_What you are asked to do_
Repeat every record below exactly, leaving out the pictures.

═════ Dataset extract

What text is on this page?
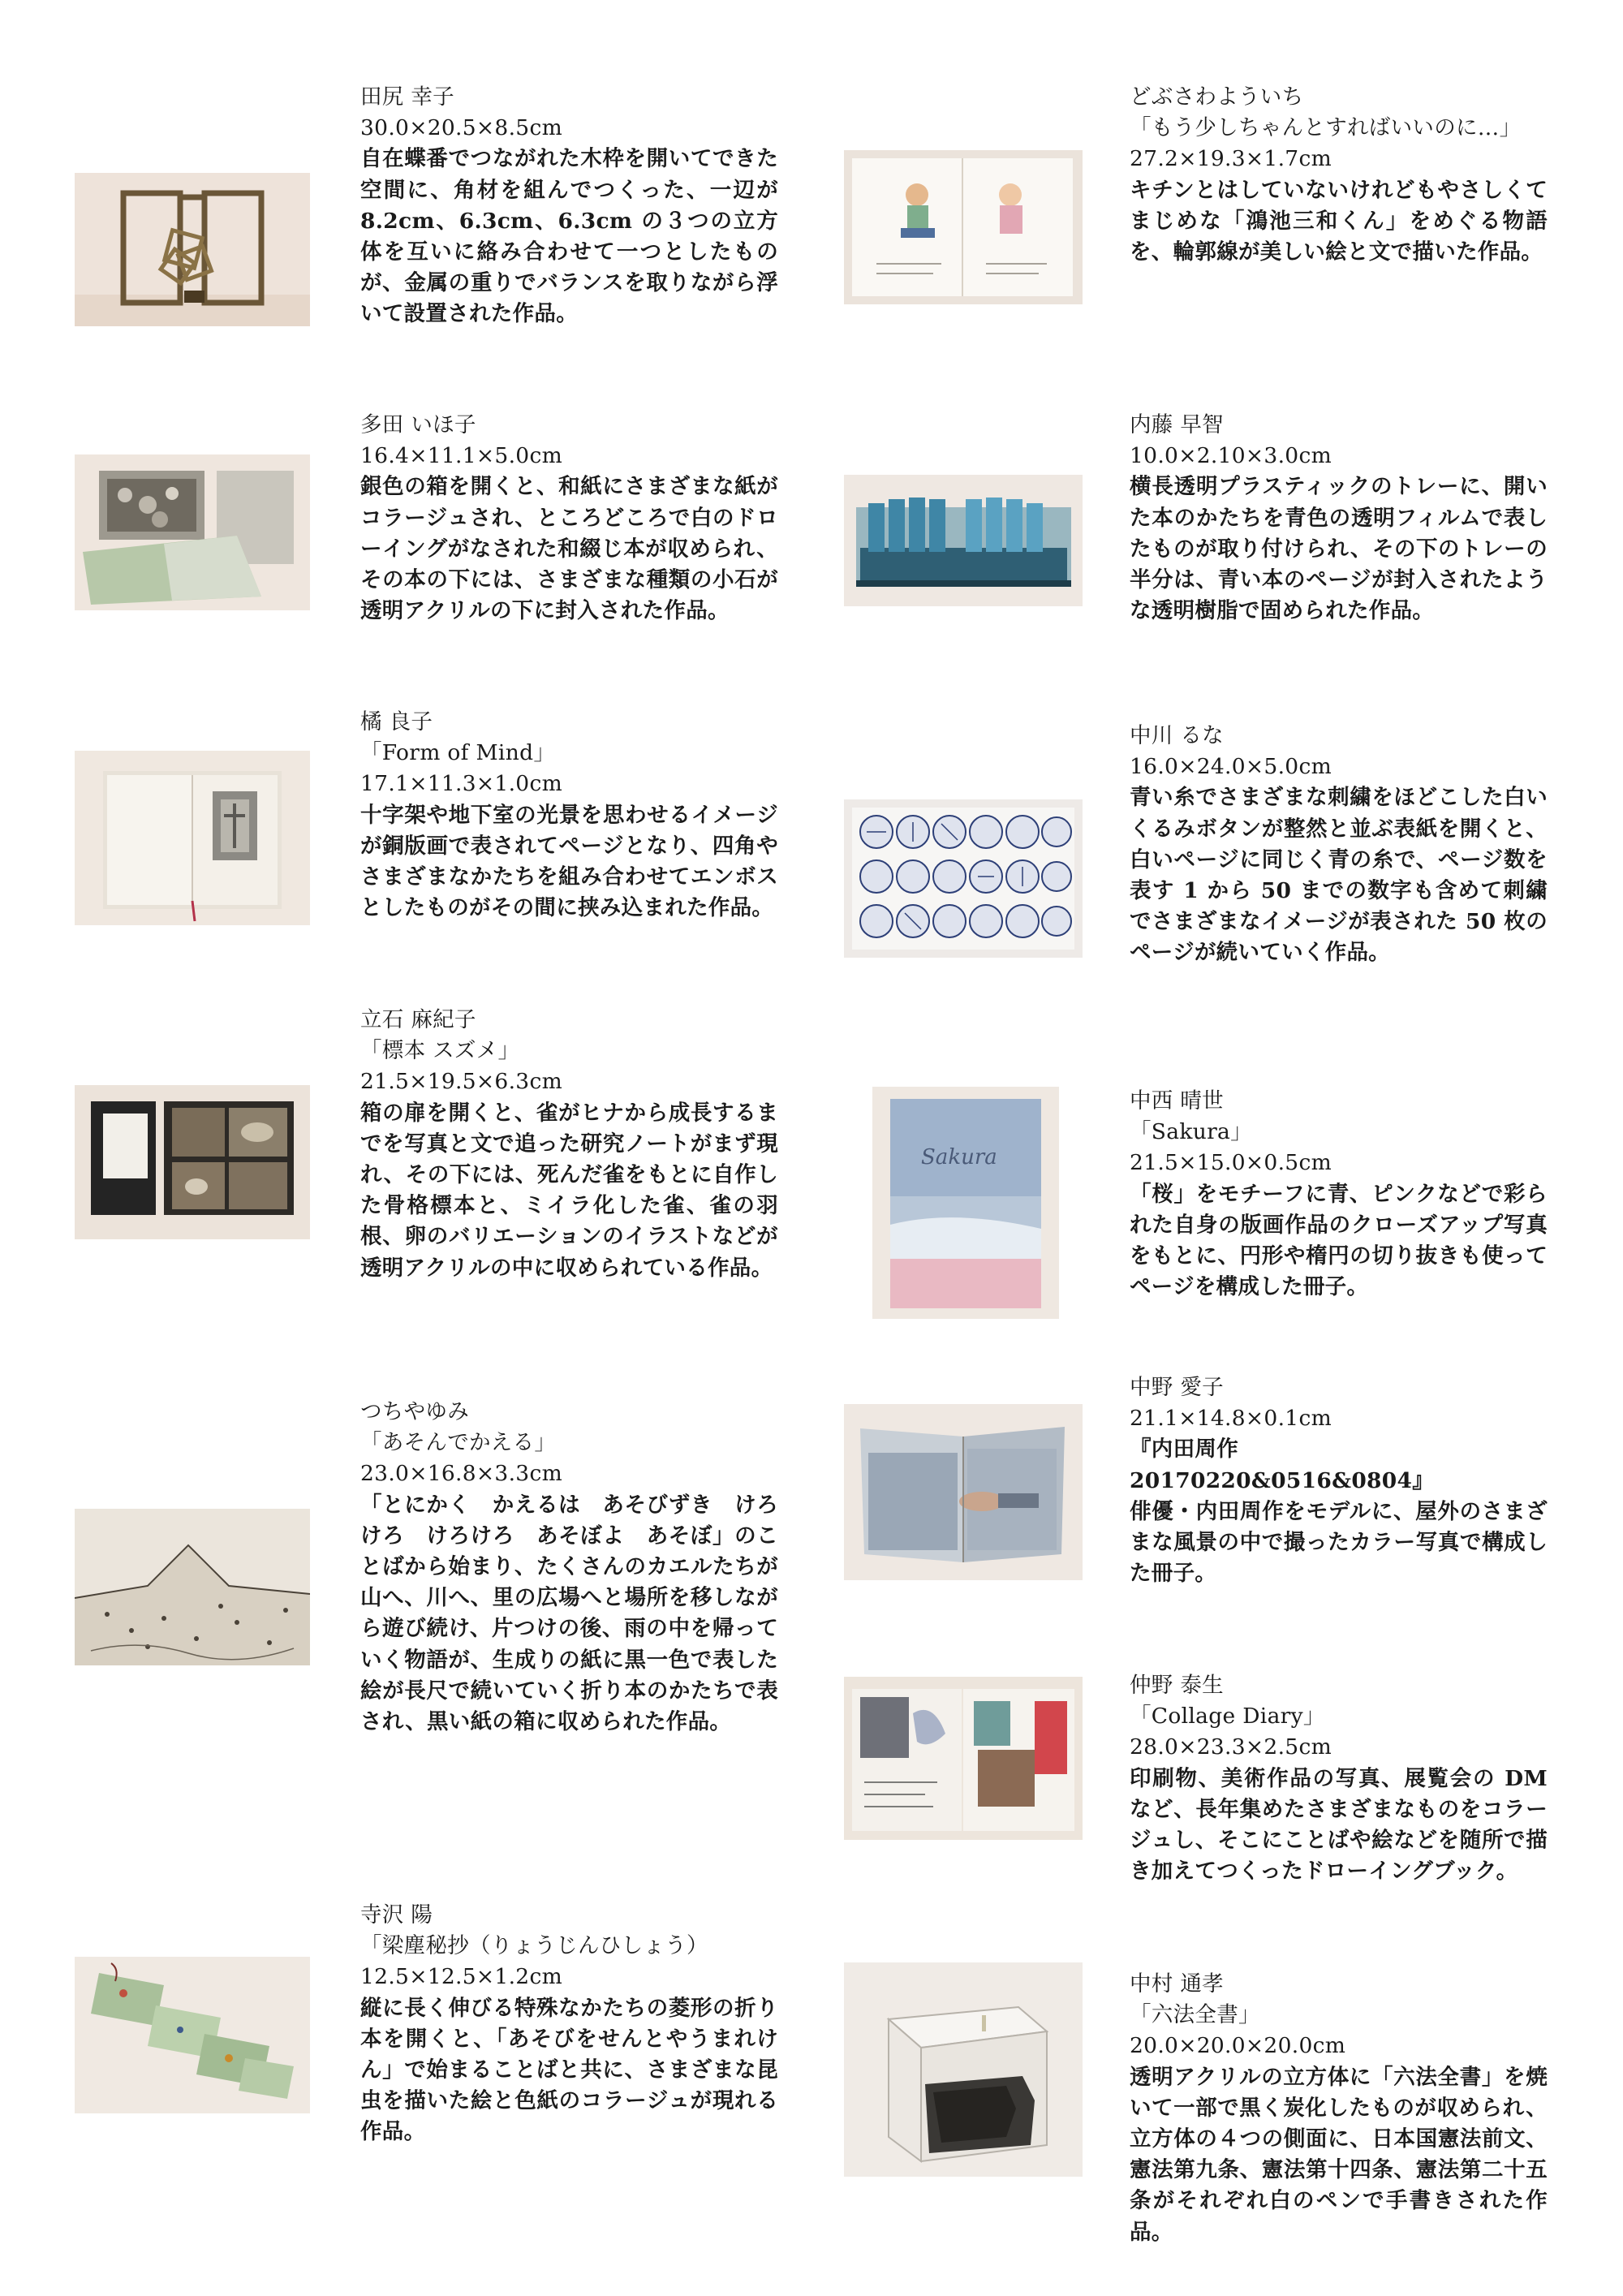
田尻 幸子
30.0×20.5×8.5cm
自在蝶番でつながれた木枠を開いてできた空間に、角材を組んでつくった、一辺が 8.2cm、6.3cm、6.3cm の３つの立方体を互いに絡み合わせて一つとしたものが、金属の重りでバランスを取りながら浮いて設置された作品。
多田 いほ子
16.4×11.1×5.0cm
銀色の箱を開くと、和紙にさまざまな紙がコラージュされ、ところどころで白のドローイングがなされた和綴じ本が収められ、その本の下には、さまざまな種類の小石が透明アクリルの下に封入された作品。
橘 良子
「Form of Mind」
17.1×11.3×1.0cm
十字架や地下室の光景を思わせるイメージが銅版画で表されてページとなり、四角やさまざまなかたちを組み合わせてエンボスとしたものがその間に挟み込まれた作品。
立石 麻紀子
「標本 スズメ」
21.5×19.5×6.3cm
箱の扉を開くと、雀がヒナから成長するまでを写真と文で追った研究ノートがまず現れ、その下には、死んだ雀をもとに自作した骨格標本と、ミイラ化した雀、雀の羽根、卵のバリエーションのイラストなどが透明アクリルの中に収められている作品。
つちやゆみ
「あそんでかえる」
23.0×16.8×3.3cm
「とにかく　かえるは　あそびずき　けろけろ　けろけろ　あそぼよ　あそぼ」のことばから始まり、たくさんのカエルたちが山へ、川へ、里の広場へと場所を移しながら遊び続け、片つけの後、雨の中を帰っていく物語が、生成りの紙に黒一色で表した絵が長尺で続いていく折り本のかたちで表され、黒い紙の箱に収められた作品。
寺沢 陽
「梁塵秘抄（りょうじんひしょう）
12.5×12.5×1.2cm
縦に長く伸びる特殊なかたちの菱形の折り本を開くと、「あそびをせんとやうまれけん」で始まることばと共に、さまざまな昆虫を描いた絵と色紙のコラージュが現れる作品。
どぶさわよういち
「もう少しちゃんとすればいいのに…」
27.2×19.3×1.7cm
キチンとはしていないけれどもやさしくてまじめな「鴻池三和くん」をめぐる物語を、輪郭線が美しい絵と文で描いた作品。
内藤 早智
10.0×2.10×3.0cm
横長透明プラスティックのトレーに、開いた本のかたちを青色の透明フィルムで表したものが取り付けられ、その下のトレーの半分は、青い本のページが封入されたような透明樹脂で固められた作品。
中川 るな
16.0×24.0×5.0cm
青い糸でさまざまな刺繍をほどこした白いくるみボタンが整然と並ぶ表紙を開くと、白いページに同じく青の糸で、ページ数を表す 1 から 50 までの数字も含めて刺繍でさまざまなイメージが表された 50 枚のページが続いていく作品。
Sakura
中西 晴世
「Sakura」
21.5×15.0×0.5cm
「桜」をモチーフに青、ピンクなどで彩られた自身の版画作品のクローズアップ写真をもとに、円形や楕円の切り抜きも使ってページを構成した冊子。
中野 愛子
21.1×14.8×0.1cm
『内田周作
20170220&0516&0804』
俳優・内田周作をモデルに、屋外のさまざまな風景の中で撮ったカラー写真で構成した冊子。
仲野 泰生
「Collage Diary」
28.0×23.3×2.5cm
印刷物、美術作品の写真、展覧会の DM など、長年集めたさまざまなものをコラージュし、そこにことばや絵などを随所で描き加えてつくったドローイングブック。
中村 通孝
「六法全書」
20.0×20.0×20.0cm
透明アクリルの立方体に「六法全書」を焼いて一部で黒く炭化したものが収められ、立方体の４つの側面に、日本国憲法前文、憲法第九条、憲法第十四条、憲法第二十五条がそれぞれ白のペンで手書きされた作品。
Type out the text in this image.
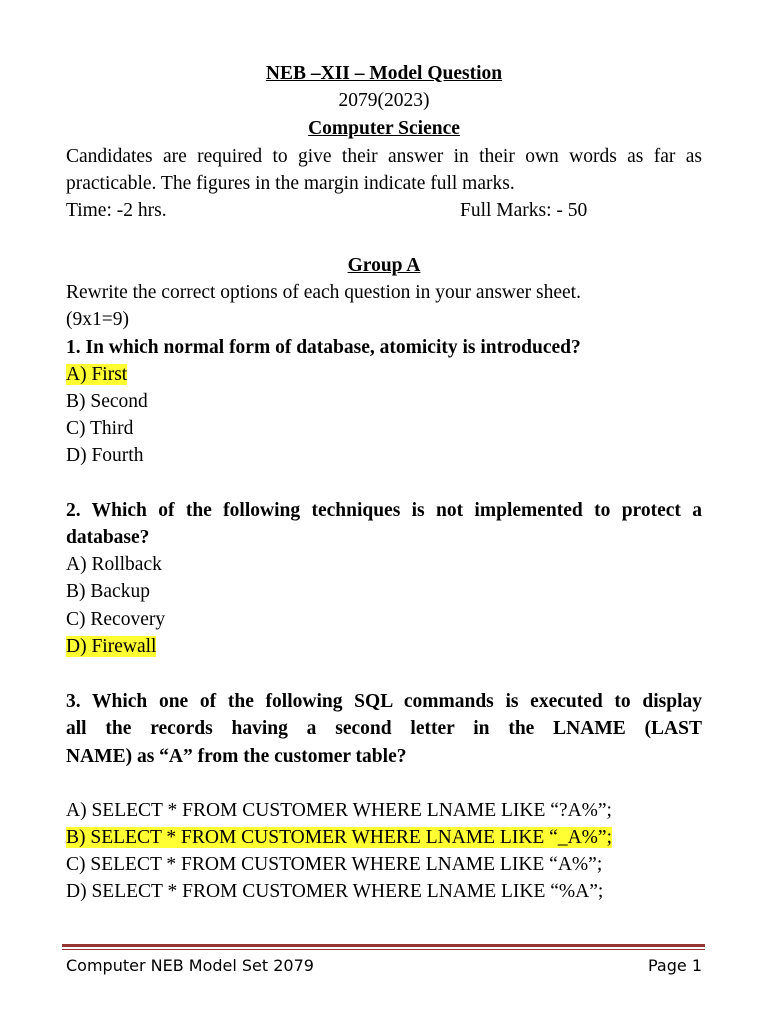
NEB –XII – Model Question
2079(2023)
Computer Science
Candidates are required to give their answer in their own words as far as
practicable. The figures in the margin indicate full marks.
Time: -2 hrs.	Full Marks: - 50
Group A
Rewrite the correct options of each question in your answer sheet.
(9x1=9)
1. In which normal form of database, atomicity is introduced?
A) First
B) Second
C) Third
D) Fourth
2. Which of the following techniques is not implemented to protect a
database?
A) Rollback
B) Backup
C) Recovery
D) Firewall
3. Which one of the following SQL commands is executed to display
all the records having a second letter in the LNAME (LAST
NAME) as “A” from the customer table?
A) SELECT * FROM CUSTOMER WHERE LNAME LIKE “?A%”;
B) SELECT * FROM CUSTOMER WHERE LNAME LIKE “_A%”;
C) SELECT * FROM CUSTOMER WHERE LNAME LIKE “A%”;
D) SELECT * FROM CUSTOMER WHERE LNAME LIKE “%A”;
Computer NEB Model Set 2079	Page 1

══════════

_Result for this task_
What text is on this page?
田尻 幸子
30.0×20.5×8.5cm
自在蝶番でつながれた木枠を開いてできた空間に、角材を組んでつくった、一辺が 8.2cm、6.3cm、6.3cm の３つの立方体を互いに絡み合わせて一つとしたものが、金属の重りでバランスを取りながら浮いて設置された作品。
多田 いほ子
16.4×11.1×5.0cm
銀色の箱を開くと、和紙にさまざまな紙がコラージュされ、ところどころで白のドローイングがなされた和綴じ本が収められ、その本の下には、さまざまな種類の小石が透明アクリルの下に封入された作品。
橘 良子
「Form of Mind」
17.1×11.3×1.0cm
十字架や地下室の光景を思わせるイメージが銅版画で表されてページとなり、四角やさまざまなかたちを組み合わせてエンボスとしたものがその間に挟み込まれた作品。
立石 麻紀子
「標本 スズメ」
21.5×19.5×6.3cm
箱の扉を開くと、雀がヒナから成長するまでを写真と文で追った研究ノートがまず現れ、その下には、死んだ雀をもとに自作した骨格標本と、ミイラ化した雀、雀の羽根、卵のバリエーションのイラストなどが透明アクリルの中に収められている作品。
つちやゆみ
「あそんでかえる」
23.0×16.8×3.3cm
「とにかく　かえるは　あそびずき　けろけろ　けろけろ　あそぼよ　あそぼ」のことばから始まり、たくさんのカエルたちが山へ、川へ、里の広場へと場所を移しながら遊び続け、片つけの後、雨の中を帰っていく物語が、生成りの紙に黒一色で表した絵が長尺で続いていく折り本のかたちで表され、黒い紙の箱に収められた作品。
寺沢 陽
「梁塵秘抄（りょうじんひしょう）
12.5×12.5×1.2cm
縦に長く伸びる特殊なかたちの菱形の折り本を開くと、「あそびをせんとやうまれけん」で始まることばと共に、さまざまな昆虫を描いた絵と色紙のコラージュが現れる作品。
どぶさわよういち
「もう少しちゃんとすればいいのに…」
27.2×19.3×1.7cm
キチンとはしていないけれどもやさしくてまじめな「鴻池三和くん」をめぐる物語を、輪郭線が美しい絵と文で描いた作品。
内藤 早智
10.0×2.10×3.0cm
横長透明プラスティックのトレーに、開いた本のかたちを青色の透明フィルムで表したものが取り付けられ、その下のトレーの半分は、青い本のページが封入されたような透明樹脂で固められた作品。
中川 るな
16.0×24.0×5.0cm
青い糸でさまざまな刺繍をほどこした白いくるみボタンが整然と並ぶ表紙を開くと、白いページに同じく青の糸で、ページ数を表す 1 から 50 までの数字も含めて刺繍でさまざまなイメージが表された 50 枚のページが続いていく作品。
Sakura
中西 晴世
「Sakura」
21.5×15.0×0.5cm
「桜」をモチーフに青、ピンクなどで彩られた自身の版画作品のクローズアップ写真をもとに、円形や楕円の切り抜きも使ってページを構成した冊子。
中野 愛子
21.1×14.8×0.1cm
『内田周作
20170220&0516&0804』
俳優・内田周作をモデルに、屋外のさまざまな風景の中で撮ったカラー写真で構成した冊子。
仲野 泰生
「Collage Diary」
28.0×23.3×2.5cm
印刷物、美術作品の写真、展覧会の DM など、長年集めたさまざまなものをコラージュし、そこにことばや絵などを随所で描き加えてつくったドローイングブック。
中村 通孝
「六法全書」
20.0×20.0×20.0cm
透明アクリルの立方体に「六法全書」を焼いて一部で黒く炭化したものが収められ、立方体の４つの側面に、日本国憲法前文、憲法第九条、憲法第十四条、憲法第二十五条がそれぞれ白のペンで手書きされた作品。
Type out the text in this image.
NEB –XII – Model Question
2079(2023)
Computer Science
Candidates are required to give their answer in their own words as far as
practicable. The figures in the margin indicate full marks.
Time: -2 hrs.	Full Marks: - 50
Group A
Rewrite the correct options of each question in your answer sheet.
(9x1=9)
1. In which normal form of database, atomicity is introduced?
A) First
B) Second
C) Third
D) Fourth
2. Which of the following techniques is not implemented to protect a
database?
A) Rollback
B) Backup
C) Recovery
D) Firewall
3. Which one of the following SQL commands is executed to display
all the records having a second letter in the LNAME (LAST
NAME) as “A” from the customer table?
A) SELECT * FROM CUSTOMER WHERE LNAME LIKE “?A%”;
B) SELECT * FROM CUSTOMER WHERE LNAME LIKE “_A%”;
C) SELECT * FROM CUSTOMER WHERE LNAME LIKE “A%”;
D) SELECT * FROM CUSTOMER WHERE LNAME LIKE “%A”;
Computer NEB Model Set 2079	Page 1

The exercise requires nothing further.